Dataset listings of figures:
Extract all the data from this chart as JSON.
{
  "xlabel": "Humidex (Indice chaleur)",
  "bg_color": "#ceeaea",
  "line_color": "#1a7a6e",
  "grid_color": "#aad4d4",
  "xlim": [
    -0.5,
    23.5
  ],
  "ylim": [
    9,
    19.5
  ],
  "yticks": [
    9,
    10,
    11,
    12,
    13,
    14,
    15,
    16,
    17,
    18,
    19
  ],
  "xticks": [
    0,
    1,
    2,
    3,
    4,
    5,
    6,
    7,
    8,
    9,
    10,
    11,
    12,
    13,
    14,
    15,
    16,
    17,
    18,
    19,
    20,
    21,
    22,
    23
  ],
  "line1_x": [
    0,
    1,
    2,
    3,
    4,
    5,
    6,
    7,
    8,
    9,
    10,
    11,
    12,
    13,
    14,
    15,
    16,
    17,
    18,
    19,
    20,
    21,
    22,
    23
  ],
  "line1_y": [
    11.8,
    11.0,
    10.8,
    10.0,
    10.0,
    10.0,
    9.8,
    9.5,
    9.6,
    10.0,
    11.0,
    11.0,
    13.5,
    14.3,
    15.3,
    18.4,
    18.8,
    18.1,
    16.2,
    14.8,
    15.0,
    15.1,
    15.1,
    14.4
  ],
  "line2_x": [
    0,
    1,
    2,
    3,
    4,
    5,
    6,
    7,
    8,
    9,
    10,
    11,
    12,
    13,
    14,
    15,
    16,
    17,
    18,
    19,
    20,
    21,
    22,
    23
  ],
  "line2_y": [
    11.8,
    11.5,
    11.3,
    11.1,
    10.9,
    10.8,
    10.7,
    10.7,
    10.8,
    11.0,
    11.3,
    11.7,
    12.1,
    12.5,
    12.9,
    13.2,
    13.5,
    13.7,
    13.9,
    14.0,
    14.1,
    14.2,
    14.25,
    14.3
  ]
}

...

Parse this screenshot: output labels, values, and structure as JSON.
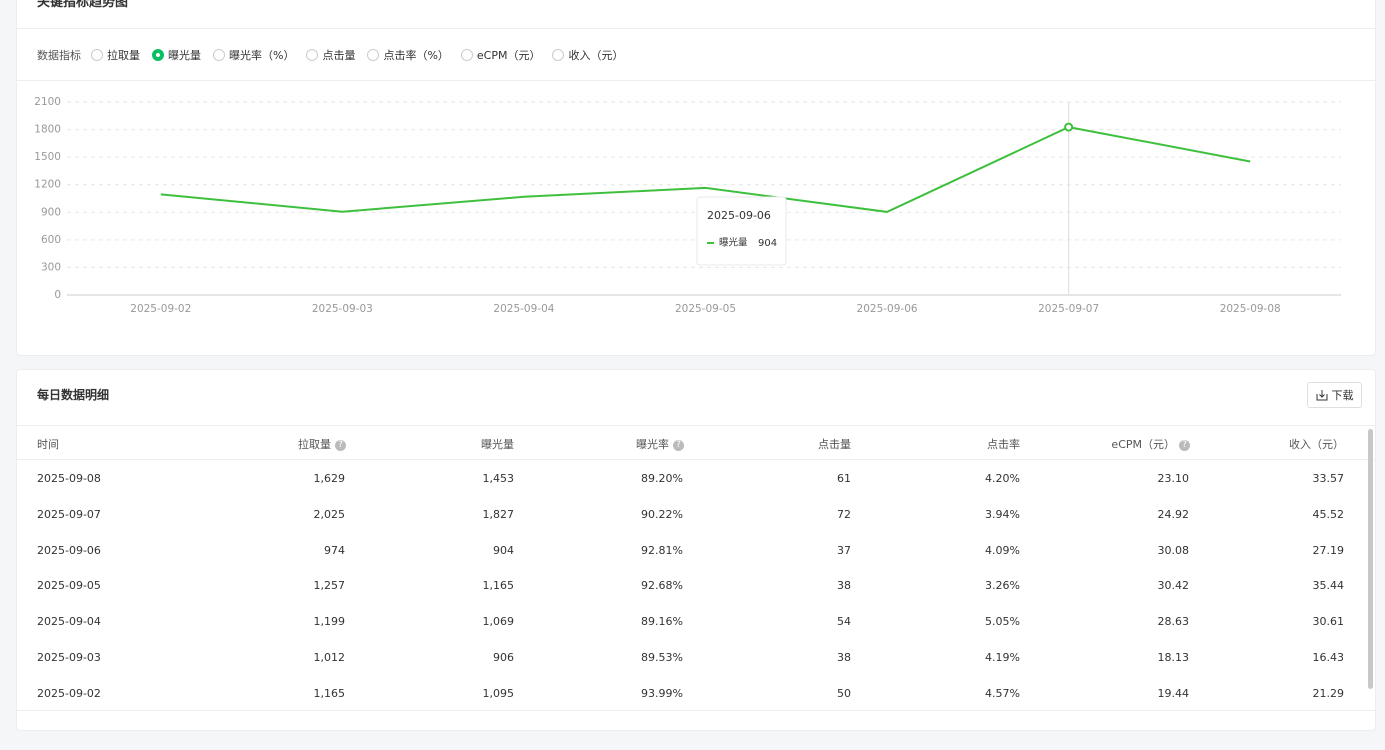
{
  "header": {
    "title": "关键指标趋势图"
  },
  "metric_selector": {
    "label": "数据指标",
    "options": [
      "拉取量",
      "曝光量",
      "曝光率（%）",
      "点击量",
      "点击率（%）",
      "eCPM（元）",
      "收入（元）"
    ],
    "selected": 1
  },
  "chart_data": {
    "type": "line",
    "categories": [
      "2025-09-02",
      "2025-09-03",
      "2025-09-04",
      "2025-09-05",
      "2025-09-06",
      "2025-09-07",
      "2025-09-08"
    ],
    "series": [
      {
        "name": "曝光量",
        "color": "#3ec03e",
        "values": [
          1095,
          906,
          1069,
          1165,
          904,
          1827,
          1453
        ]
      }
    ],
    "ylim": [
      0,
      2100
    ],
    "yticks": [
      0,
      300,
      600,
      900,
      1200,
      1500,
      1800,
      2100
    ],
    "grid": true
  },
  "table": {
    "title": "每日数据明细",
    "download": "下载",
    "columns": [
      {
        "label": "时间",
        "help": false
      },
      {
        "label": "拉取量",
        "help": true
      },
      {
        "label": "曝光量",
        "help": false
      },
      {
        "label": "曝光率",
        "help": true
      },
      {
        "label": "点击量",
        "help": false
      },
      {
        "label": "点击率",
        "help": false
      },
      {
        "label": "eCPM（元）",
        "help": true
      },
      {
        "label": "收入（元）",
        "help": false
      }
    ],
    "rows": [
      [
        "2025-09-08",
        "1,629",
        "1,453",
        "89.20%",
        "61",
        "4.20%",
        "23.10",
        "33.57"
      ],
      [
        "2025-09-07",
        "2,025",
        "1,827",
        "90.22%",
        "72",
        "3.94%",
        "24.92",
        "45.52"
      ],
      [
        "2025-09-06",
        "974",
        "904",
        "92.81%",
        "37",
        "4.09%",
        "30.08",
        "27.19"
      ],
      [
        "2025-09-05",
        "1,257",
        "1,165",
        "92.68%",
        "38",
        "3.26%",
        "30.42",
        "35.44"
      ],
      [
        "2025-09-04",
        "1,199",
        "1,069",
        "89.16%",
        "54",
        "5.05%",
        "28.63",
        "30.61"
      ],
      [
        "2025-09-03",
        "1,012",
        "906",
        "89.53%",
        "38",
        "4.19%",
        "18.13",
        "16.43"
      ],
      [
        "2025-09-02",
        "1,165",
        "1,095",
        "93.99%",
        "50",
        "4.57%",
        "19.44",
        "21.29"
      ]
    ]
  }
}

==

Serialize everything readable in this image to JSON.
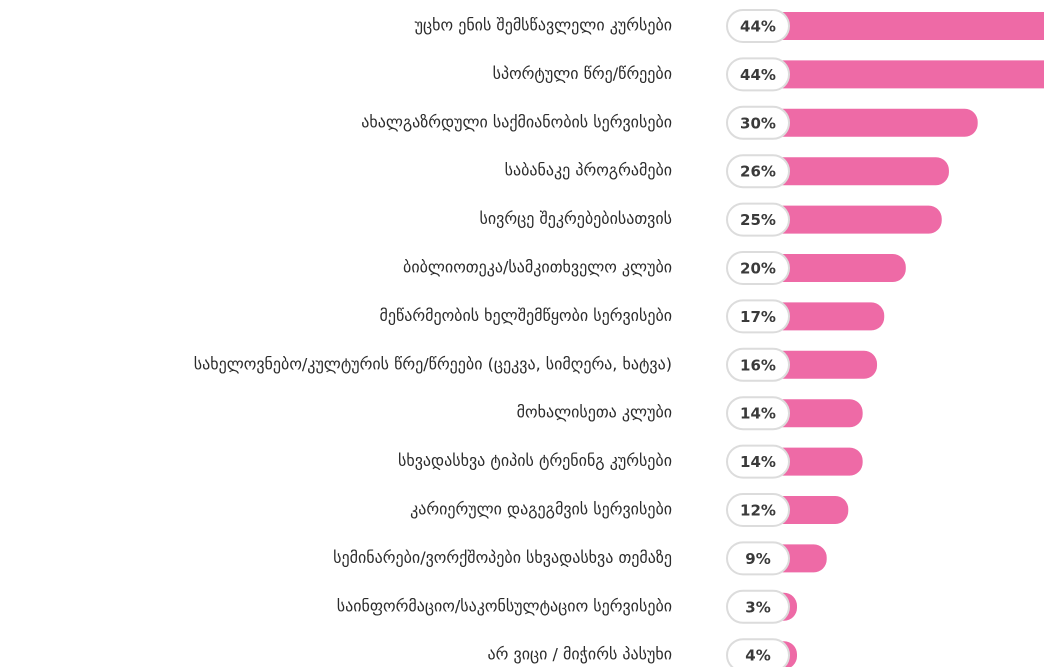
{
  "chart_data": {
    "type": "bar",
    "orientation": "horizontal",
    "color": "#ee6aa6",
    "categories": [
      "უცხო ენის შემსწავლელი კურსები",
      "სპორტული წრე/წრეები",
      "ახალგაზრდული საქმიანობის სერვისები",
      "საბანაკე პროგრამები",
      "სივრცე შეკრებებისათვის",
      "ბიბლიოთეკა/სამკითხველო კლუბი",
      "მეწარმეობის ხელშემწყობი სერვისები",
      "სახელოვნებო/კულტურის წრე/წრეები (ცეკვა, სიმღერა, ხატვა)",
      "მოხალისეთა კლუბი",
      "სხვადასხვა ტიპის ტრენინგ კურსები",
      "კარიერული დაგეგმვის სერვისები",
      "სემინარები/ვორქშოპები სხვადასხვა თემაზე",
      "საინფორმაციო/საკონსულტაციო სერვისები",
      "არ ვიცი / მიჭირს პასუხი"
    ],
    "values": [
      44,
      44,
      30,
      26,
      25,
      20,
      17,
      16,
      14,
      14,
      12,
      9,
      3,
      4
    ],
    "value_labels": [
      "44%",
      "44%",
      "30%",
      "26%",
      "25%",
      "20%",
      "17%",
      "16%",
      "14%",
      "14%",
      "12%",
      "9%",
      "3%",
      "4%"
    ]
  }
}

Stated goal:
State how many lines above include the word "წრეები", and nothing more.

Solution to this problem:
2